⟨
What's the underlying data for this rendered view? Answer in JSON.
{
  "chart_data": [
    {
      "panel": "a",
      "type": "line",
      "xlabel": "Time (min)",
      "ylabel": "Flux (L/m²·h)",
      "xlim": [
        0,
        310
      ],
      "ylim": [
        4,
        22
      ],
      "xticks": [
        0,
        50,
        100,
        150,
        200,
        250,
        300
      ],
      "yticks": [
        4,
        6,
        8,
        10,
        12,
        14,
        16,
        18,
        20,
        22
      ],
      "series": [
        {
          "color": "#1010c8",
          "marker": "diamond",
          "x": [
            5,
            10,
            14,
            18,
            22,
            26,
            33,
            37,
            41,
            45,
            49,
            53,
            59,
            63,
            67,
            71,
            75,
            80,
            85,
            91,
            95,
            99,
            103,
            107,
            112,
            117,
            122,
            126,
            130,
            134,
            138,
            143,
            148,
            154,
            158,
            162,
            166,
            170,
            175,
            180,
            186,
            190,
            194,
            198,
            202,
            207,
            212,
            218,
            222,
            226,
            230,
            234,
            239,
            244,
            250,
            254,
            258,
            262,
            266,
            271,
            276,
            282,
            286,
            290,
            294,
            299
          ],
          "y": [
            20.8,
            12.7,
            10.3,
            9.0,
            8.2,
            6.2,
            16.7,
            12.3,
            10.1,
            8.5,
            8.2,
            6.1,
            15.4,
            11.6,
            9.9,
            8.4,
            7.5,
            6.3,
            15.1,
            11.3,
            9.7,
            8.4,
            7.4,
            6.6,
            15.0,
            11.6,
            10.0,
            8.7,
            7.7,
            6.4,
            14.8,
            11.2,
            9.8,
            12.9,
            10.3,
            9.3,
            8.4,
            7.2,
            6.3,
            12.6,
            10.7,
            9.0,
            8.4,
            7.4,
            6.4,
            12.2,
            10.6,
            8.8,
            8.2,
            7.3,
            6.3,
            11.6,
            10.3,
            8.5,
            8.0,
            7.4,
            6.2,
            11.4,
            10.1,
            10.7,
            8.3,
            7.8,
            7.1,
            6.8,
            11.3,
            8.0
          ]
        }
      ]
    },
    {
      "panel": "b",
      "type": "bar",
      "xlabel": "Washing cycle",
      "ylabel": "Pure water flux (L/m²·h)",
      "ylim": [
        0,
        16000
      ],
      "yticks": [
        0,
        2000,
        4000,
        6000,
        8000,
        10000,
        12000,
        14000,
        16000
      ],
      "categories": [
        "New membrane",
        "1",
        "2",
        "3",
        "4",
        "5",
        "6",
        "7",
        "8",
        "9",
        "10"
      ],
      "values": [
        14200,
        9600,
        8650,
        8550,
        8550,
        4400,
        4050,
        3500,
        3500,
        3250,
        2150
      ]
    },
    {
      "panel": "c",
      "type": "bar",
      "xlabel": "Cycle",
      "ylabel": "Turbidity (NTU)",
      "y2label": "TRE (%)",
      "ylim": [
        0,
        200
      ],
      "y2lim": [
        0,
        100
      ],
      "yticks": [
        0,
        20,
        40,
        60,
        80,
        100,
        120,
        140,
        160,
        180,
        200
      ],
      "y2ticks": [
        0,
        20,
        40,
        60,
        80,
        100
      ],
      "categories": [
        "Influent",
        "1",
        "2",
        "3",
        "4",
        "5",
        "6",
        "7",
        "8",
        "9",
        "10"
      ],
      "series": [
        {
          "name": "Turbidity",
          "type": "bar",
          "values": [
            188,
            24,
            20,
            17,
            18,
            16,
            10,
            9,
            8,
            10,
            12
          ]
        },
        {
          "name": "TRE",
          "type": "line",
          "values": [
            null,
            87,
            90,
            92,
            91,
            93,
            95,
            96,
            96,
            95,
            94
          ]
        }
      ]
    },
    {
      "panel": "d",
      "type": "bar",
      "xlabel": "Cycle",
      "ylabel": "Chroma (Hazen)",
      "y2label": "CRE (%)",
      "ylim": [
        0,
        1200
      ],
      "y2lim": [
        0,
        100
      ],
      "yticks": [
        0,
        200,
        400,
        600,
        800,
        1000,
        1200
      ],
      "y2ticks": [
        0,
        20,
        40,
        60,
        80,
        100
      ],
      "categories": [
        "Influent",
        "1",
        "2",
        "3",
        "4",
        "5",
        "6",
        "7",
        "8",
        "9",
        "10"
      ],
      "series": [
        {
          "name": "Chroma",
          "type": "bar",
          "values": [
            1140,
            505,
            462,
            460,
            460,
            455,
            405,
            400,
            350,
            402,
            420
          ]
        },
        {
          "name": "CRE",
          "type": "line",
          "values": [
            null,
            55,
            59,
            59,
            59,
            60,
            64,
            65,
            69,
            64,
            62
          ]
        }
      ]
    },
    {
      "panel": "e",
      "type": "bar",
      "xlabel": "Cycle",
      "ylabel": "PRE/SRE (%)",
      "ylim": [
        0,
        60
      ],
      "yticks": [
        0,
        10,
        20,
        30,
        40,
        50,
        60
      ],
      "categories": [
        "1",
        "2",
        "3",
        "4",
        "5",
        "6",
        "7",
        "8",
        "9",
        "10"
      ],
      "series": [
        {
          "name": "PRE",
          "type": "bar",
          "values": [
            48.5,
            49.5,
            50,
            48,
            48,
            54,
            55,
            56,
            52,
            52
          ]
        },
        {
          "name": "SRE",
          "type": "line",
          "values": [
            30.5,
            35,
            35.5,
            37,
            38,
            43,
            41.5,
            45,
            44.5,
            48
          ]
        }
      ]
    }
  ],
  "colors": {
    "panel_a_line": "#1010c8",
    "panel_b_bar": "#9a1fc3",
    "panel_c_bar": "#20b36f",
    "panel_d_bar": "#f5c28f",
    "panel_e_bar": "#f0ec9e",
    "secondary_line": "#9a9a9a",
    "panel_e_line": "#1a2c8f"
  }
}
⟩
## Aim of the exercise
Transcribe the records above exactly as they appear.

## Output of the exercise
What's the underlying data for this rendered view? Answer in JSON.
{
  "chart_data": [
    {
      "panel": "a",
      "type": "line",
      "xlabel": "Time (min)",
      "ylabel": "Flux (L/m²·h)",
      "xlim": [
        0,
        310
      ],
      "ylim": [
        4,
        22
      ],
      "xticks": [
        0,
        50,
        100,
        150,
        200,
        250,
        300
      ],
      "yticks": [
        4,
        6,
        8,
        10,
        12,
        14,
        16,
        18,
        20,
        22
      ],
      "series": [
        {
          "color": "#1010c8",
          "marker": "diamond",
          "x": [
            5,
            10,
            14,
            18,
            22,
            26,
            33,
            37,
            41,
            45,
            49,
            53,
            59,
            63,
            67,
            71,
            75,
            80,
            85,
            91,
            95,
            99,
            103,
            107,
            112,
            117,
            122,
            126,
            130,
            134,
            138,
            143,
            148,
            154,
            158,
            162,
            166,
            170,
            175,
            180,
            186,
            190,
            194,
            198,
            202,
            207,
            212,
            218,
            222,
            226,
            230,
            234,
            239,
            244,
            250,
            254,
            258,
            262,
            266,
            271,
            276,
            282,
            286,
            290,
            294,
            299
          ],
          "y": [
            20.8,
            12.7,
            10.3,
            9.0,
            8.2,
            6.2,
            16.7,
            12.3,
            10.1,
            8.5,
            8.2,
            6.1,
            15.4,
            11.6,
            9.9,
            8.4,
            7.5,
            6.3,
            15.1,
            11.3,
            9.7,
            8.4,
            7.4,
            6.6,
            15.0,
            11.6,
            10.0,
            8.7,
            7.7,
            6.4,
            14.8,
            11.2,
            9.8,
            12.9,
            10.3,
            9.3,
            8.4,
            7.2,
            6.3,
            12.6,
            10.7,
            9.0,
            8.4,
            7.4,
            6.4,
            12.2,
            10.6,
            8.8,
            8.2,
            7.3,
            6.3,
            11.6,
            10.3,
            8.5,
            8.0,
            7.4,
            6.2,
            11.4,
            10.1,
            10.7,
            8.3,
            7.8,
            7.1,
            6.8,
            11.3,
            8.0
          ]
        }
      ]
    },
    {
      "panel": "b",
      "type": "bar",
      "xlabel": "Washing cycle",
      "ylabel": "Pure water flux (L/m²·h)",
      "ylim": [
        0,
        16000
      ],
      "yticks": [
        0,
        2000,
        4000,
        6000,
        8000,
        10000,
        12000,
        14000,
        16000
      ],
      "categories": [
        "New membrane",
        "1",
        "2",
        "3",
        "4",
        "5",
        "6",
        "7",
        "8",
        "9",
        "10"
      ],
      "values": [
        14200,
        9600,
        8650,
        8550,
        8550,
        4400,
        4050,
        3500,
        3500,
        3250,
        2150
      ]
    },
    {
      "panel": "c",
      "type": "bar",
      "xlabel": "Cycle",
      "ylabel": "Turbidity (NTU)",
      "y2label": "TRE (%)",
      "ylim": [
        0,
        200
      ],
      "y2lim": [
        0,
        100
      ],
      "yticks": [
        0,
        20,
        40,
        60,
        80,
        100,
        120,
        140,
        160,
        180,
        200
      ],
      "y2ticks": [
        0,
        20,
        40,
        60,
        80,
        100
      ],
      "categories": [
        "Influent",
        "1",
        "2",
        "3",
        "4",
        "5",
        "6",
        "7",
        "8",
        "9",
        "10"
      ],
      "series": [
        {
          "name": "Turbidity",
          "type": "bar",
          "values": [
            188,
            24,
            20,
            17,
            18,
            16,
            10,
            9,
            8,
            10,
            12
          ]
        },
        {
          "name": "TRE",
          "type": "line",
          "values": [
            null,
            87,
            90,
            92,
            91,
            93,
            95,
            96,
            96,
            95,
            94
          ]
        }
      ]
    },
    {
      "panel": "d",
      "type": "bar",
      "xlabel": "Cycle",
      "ylabel": "Chroma (Hazen)",
      "y2label": "CRE (%)",
      "ylim": [
        0,
        1200
      ],
      "y2lim": [
        0,
        100
      ],
      "yticks": [
        0,
        200,
        400,
        600,
        800,
        1000,
        1200
      ],
      "y2ticks": [
        0,
        20,
        40,
        60,
        80,
        100
      ],
      "categories": [
        "Influent",
        "1",
        "2",
        "3",
        "4",
        "5",
        "6",
        "7",
        "8",
        "9",
        "10"
      ],
      "series": [
        {
          "name": "Chroma",
          "type": "bar",
          "values": [
            1140,
            505,
            462,
            460,
            460,
            455,
            405,
            400,
            350,
            402,
            420
          ]
        },
        {
          "name": "CRE",
          "type": "line",
          "values": [
            null,
            55,
            59,
            59,
            59,
            60,
            64,
            65,
            69,
            64,
            62
          ]
        }
      ]
    },
    {
      "panel": "e",
      "type": "bar",
      "xlabel": "Cycle",
      "ylabel": "PRE/SRE (%)",
      "ylim": [
        0,
        60
      ],
      "yticks": [
        0,
        10,
        20,
        30,
        40,
        50,
        60
      ],
      "categories": [
        "1",
        "2",
        "3",
        "4",
        "5",
        "6",
        "7",
        "8",
        "9",
        "10"
      ],
      "series": [
        {
          "name": "PRE",
          "type": "bar",
          "values": [
            48.5,
            49.5,
            50,
            48,
            48,
            54,
            55,
            56,
            52,
            52
          ]
        },
        {
          "name": "SRE",
          "type": "line",
          "values": [
            30.5,
            35,
            35.5,
            37,
            38,
            43,
            41.5,
            45,
            44.5,
            48
          ]
        }
      ]
    }
  ],
  "colors": {
    "panel_a_line": "#1010c8",
    "panel_b_bar": "#9a1fc3",
    "panel_c_bar": "#20b36f",
    "panel_d_bar": "#f5c28f",
    "panel_e_bar": "#f0ec9e",
    "secondary_line": "#9a9a9a",
    "panel_e_line": "#1a2c8f"
  }
}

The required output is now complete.